The records below are to be repeated in full, exactly as they are.

▬▬▬

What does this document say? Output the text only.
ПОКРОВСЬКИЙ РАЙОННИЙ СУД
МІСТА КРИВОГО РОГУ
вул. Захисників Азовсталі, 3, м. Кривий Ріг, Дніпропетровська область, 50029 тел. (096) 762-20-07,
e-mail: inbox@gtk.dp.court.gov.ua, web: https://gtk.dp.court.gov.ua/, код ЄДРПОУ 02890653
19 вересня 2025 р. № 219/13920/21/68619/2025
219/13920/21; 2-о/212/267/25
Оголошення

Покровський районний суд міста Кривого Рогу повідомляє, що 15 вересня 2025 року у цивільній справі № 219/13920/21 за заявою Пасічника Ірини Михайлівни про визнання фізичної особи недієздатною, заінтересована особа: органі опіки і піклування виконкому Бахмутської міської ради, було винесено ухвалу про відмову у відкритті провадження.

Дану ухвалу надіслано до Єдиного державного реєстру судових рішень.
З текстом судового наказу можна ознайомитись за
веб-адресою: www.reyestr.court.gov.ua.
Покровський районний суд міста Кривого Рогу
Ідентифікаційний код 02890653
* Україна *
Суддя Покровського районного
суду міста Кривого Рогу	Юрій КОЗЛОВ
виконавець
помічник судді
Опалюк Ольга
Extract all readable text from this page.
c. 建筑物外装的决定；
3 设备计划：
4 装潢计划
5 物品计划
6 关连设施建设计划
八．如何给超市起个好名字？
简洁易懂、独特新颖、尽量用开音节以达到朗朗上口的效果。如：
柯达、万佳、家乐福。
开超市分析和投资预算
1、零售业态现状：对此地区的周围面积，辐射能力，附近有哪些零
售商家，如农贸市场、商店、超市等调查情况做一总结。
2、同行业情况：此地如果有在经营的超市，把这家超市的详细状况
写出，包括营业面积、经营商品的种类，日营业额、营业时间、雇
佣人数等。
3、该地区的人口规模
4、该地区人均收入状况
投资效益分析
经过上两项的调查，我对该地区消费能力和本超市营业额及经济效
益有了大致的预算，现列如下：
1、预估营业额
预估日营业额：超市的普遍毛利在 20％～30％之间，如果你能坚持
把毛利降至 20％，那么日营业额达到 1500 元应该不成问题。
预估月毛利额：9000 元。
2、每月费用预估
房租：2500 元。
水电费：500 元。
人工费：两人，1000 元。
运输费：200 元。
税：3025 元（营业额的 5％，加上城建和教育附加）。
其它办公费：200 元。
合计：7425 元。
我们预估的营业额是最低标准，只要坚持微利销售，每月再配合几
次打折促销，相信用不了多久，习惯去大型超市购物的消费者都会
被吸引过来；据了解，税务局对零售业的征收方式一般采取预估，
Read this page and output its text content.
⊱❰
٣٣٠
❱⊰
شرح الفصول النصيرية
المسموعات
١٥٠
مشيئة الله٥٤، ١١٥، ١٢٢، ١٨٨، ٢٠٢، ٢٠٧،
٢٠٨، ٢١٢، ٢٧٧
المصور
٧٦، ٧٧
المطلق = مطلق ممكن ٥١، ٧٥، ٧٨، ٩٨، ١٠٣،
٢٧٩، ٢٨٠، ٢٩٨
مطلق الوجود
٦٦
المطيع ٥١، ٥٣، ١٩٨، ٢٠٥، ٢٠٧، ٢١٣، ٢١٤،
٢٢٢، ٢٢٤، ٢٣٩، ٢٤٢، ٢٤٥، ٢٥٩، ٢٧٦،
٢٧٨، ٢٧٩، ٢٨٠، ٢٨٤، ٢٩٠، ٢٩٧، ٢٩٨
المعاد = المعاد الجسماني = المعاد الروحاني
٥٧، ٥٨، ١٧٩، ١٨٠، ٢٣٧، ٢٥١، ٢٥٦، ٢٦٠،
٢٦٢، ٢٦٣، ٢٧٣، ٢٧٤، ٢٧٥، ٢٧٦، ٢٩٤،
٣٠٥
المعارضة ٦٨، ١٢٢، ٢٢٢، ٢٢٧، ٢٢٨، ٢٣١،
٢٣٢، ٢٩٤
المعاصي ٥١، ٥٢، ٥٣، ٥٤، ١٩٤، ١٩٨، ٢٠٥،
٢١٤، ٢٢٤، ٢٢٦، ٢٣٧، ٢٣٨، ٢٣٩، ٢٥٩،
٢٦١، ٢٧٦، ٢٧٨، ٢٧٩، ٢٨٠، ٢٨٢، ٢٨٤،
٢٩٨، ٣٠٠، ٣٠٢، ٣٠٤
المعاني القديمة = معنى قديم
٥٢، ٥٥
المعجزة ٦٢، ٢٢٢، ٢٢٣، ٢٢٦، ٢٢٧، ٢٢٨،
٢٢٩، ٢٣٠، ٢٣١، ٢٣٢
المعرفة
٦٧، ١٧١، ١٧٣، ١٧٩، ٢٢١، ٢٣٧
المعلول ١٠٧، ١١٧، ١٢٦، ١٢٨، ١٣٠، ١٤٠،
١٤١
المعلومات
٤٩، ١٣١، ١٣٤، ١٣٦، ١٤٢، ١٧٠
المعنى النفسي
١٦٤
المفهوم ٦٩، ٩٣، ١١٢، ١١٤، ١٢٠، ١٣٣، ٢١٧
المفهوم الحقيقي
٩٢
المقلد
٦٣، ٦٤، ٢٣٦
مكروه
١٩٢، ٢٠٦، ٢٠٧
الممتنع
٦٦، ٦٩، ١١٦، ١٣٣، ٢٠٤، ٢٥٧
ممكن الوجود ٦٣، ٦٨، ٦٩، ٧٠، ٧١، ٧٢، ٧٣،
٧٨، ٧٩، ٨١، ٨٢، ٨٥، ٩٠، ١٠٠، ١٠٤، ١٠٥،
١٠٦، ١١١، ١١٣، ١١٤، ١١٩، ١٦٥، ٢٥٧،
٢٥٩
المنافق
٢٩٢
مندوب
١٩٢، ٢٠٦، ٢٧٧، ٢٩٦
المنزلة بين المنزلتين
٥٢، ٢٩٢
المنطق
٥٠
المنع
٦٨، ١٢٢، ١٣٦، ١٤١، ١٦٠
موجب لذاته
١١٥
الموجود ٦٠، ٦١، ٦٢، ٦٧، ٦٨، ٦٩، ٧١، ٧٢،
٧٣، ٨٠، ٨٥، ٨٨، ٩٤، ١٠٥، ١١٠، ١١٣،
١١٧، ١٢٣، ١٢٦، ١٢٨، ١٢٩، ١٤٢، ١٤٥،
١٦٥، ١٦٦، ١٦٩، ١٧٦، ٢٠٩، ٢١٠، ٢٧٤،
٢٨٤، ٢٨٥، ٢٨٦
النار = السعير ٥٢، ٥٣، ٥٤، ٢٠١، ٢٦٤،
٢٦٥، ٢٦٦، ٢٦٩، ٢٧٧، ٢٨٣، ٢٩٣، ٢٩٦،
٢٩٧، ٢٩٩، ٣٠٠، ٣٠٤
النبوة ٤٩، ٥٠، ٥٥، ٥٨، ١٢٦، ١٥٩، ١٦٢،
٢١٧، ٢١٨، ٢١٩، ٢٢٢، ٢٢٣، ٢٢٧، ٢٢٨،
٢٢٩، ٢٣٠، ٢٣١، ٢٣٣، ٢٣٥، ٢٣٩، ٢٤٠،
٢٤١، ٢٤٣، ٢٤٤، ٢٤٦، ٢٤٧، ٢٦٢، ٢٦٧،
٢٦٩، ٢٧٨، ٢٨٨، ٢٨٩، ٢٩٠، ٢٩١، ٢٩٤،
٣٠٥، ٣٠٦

▬▬▬

§ ANSWER BELOW:
What does this document say? Output the text only.
ПОКРОВСЬКИЙ РАЙОННИЙ СУД
МІСТА КРИВОГО РОГУ
вул. Захисників Азовсталі, 3, м. Кривий Ріг, Дніпропетровська область, 50029 тел. (096) 762-20-07,
e-mail: inbox@gtk.dp.court.gov.ua, web: https://gtk.dp.court.gov.ua/, код ЄДРПОУ 02890653
19 вересня 2025 р. № 219/13920/21/68619/2025
219/13920/21; 2-о/212/267/25
Оголошення

Покровський районний суд міста Кривого Рогу повідомляє, що 15 вересня 2025 року у цивільній справі № 219/13920/21 за заявою Пасічника Ірини Михайлівни про визнання фізичної особи недієздатною, заінтересована особа: органі опіки і піклування виконкому Бахмутської міської ради, було винесено ухвалу про відмову у відкритті провадження.

Дану ухвалу надіслано до Єдиного державного реєстру судових рішень.
З текстом судового наказу можна ознайомитись за
веб-адресою: www.reyestr.court.gov.ua.
Покровський районний суд міста Кривого Рогу
Ідентифікаційний код 02890653
* Україна *
Суддя Покровського районного
суду міста Кривого Рогу	Юрій КОЗЛОВ
виконавець
помічник судді
Опалюк Ольга
Extract all readable text from this page.
c. 建筑物外装的决定；
3 设备计划：
4 装潢计划
5 物品计划
6 关连设施建设计划
八．如何给超市起个好名字？
简洁易懂、独特新颖、尽量用开音节以达到朗朗上口的效果。如：
柯达、万佳、家乐福。
开超市分析和投资预算
1、零售业态现状：对此地区的周围面积，辐射能力，附近有哪些零
售商家，如农贸市场、商店、超市等调查情况做一总结。
2、同行业情况：此地如果有在经营的超市，把这家超市的详细状况
写出，包括营业面积、经营商品的种类，日营业额、营业时间、雇
佣人数等。
3、该地区的人口规模
4、该地区人均收入状况
投资效益分析
经过上两项的调查，我对该地区消费能力和本超市营业额及经济效
益有了大致的预算，现列如下：
1、预估营业额
预估日营业额：超市的普遍毛利在 20％～30％之间，如果你能坚持
把毛利降至 20％，那么日营业额达到 1500 元应该不成问题。
预估月毛利额：9000 元。
2、每月费用预估
房租：2500 元。
水电费：500 元。
人工费：两人，1000 元。
运输费：200 元。
税：3025 元（营业额的 5％，加上城建和教育附加）。
其它办公费：200 元。
合计：7425 元。
我们预估的营业额是最低标准，只要坚持微利销售，每月再配合几
次打折促销，相信用不了多久，习惯去大型超市购物的消费者都会
被吸引过来；据了解，税务局对零售业的征收方式一般采取预估，
Read this page and output its text content.
⊱❰
٣٣٠
❱⊰
شرح الفصول النصيرية
المسموعات
١٥٠
مشيئة الله٥٤، ١١٥، ١٢٢، ١٨٨، ٢٠٢، ٢٠٧،
٢٠٨، ٢١٢، ٢٧٧
المصور
٧٦، ٧٧
المطلق = مطلق ممكن ٥١، ٧٥، ٧٨، ٩٨، ١٠٣،
٢٧٩، ٢٨٠، ٢٩٨
مطلق الوجود
٦٦
المطيع ٥١، ٥٣، ١٩٨، ٢٠٥، ٢٠٧، ٢١٣، ٢١٤،
٢٢٢، ٢٢٤، ٢٣٩، ٢٤٢، ٢٤٥، ٢٥٩، ٢٧٦،
٢٧٨، ٢٧٩، ٢٨٠، ٢٨٤، ٢٩٠، ٢٩٧، ٢٩٨
المعاد = المعاد الجسماني = المعاد الروحاني
٥٧، ٥٨، ١٧٩، ١٨٠، ٢٣٧، ٢٥١، ٢٥٦، ٢٦٠،
٢٦٢، ٢٦٣، ٢٧٣، ٢٧٤، ٢٧٥، ٢٧٦، ٢٩٤،
٣٠٥
المعارضة ٦٨، ١٢٢، ٢٢٢، ٢٢٧، ٢٢٨، ٢٣١،
٢٣٢، ٢٩٤
المعاصي ٥١، ٥٢، ٥٣، ٥٤، ١٩٤، ١٩٨، ٢٠٥،
٢١٤، ٢٢٤، ٢٢٦، ٢٣٧، ٢٣٨، ٢٣٩، ٢٥٩،
٢٦١، ٢٧٦، ٢٧٨، ٢٧٩، ٢٨٠، ٢٨٢، ٢٨٤،
٢٩٨، ٣٠٠، ٣٠٢، ٣٠٤
المعاني القديمة = معنى قديم
٥٢، ٥٥
المعجزة ٦٢، ٢٢٢، ٢٢٣، ٢٢٦، ٢٢٧، ٢٢٨،
٢٢٩، ٢٣٠، ٢٣١، ٢٣٢
المعرفة
٦٧، ١٧١، ١٧٣، ١٧٩، ٢٢١، ٢٣٧
المعلول ١٠٧، ١١٧، ١٢٦، ١٢٨، ١٣٠، ١٤٠،
١٤١
المعلومات
٤٩، ١٣١، ١٣٤، ١٣٦، ١٤٢، ١٧٠
المعنى النفسي
١٦٤
المفهوم ٦٩، ٩٣، ١١٢، ١١٤، ١٢٠، ١٣٣، ٢١٧
المفهوم الحقيقي
٩٢
المقلد
٦٣، ٦٤، ٢٣٦
مكروه
١٩٢، ٢٠٦، ٢٠٧
الممتنع
٦٦، ٦٩، ١١٦، ١٣٣، ٢٠٤، ٢٥٧
ممكن الوجود ٦٣، ٦٨، ٦٩، ٧٠، ٧١، ٧٢، ٧٣،
٧٨، ٧٩، ٨١، ٨٢، ٨٥، ٩٠، ١٠٠، ١٠٤، ١٠٥،
١٠٦، ١١١، ١١٣، ١١٤، ١١٩، ١٦٥، ٢٥٧،
٢٥٩
المنافق
٢٩٢
مندوب
١٩٢، ٢٠٦، ٢٧٧، ٢٩٦
المنزلة بين المنزلتين
٥٢، ٢٩٢
المنطق
٥٠
المنع
٦٨، ١٢٢، ١٣٦، ١٤١، ١٦٠
موجب لذاته
١١٥
الموجود ٦٠، ٦١، ٦٢، ٦٧، ٦٨، ٦٩، ٧١، ٧٢،
٧٣، ٨٠، ٨٥، ٨٨، ٩٤، ١٠٥، ١١٠، ١١٣،
١١٧، ١٢٣، ١٢٦، ١٢٨، ١٢٩، ١٤٢، ١٤٥،
١٦٥، ١٦٦، ١٦٩، ١٧٦، ٢٠٩، ٢١٠، ٢٧٤،
٢٨٤، ٢٨٥، ٢٨٦
النار = السعير ٥٢، ٥٣، ٥٤، ٢٠١، ٢٦٤،
٢٦٥، ٢٦٦، ٢٦٩، ٢٧٧، ٢٨٣، ٢٩٣، ٢٩٦،
٢٩٧، ٢٩٩، ٣٠٠، ٣٠٤
النبوة ٤٩، ٥٠، ٥٥، ٥٨، ١٢٦، ١٥٩، ١٦٢،
٢١٧، ٢١٨، ٢١٩، ٢٢٢، ٢٢٣، ٢٢٧، ٢٢٨،
٢٢٩، ٢٣٠، ٢٣١، ٢٣٣، ٢٣٥، ٢٣٩، ٢٤٠،
٢٤١، ٢٤٣، ٢٤٤، ٢٤٦، ٢٤٧، ٢٦٢، ٢٦٧،
٢٦٩، ٢٧٨، ٢٨٨، ٢٨٩، ٢٩٠، ٢٩١، ٢٩٤،
٣٠٥، ٣٠٦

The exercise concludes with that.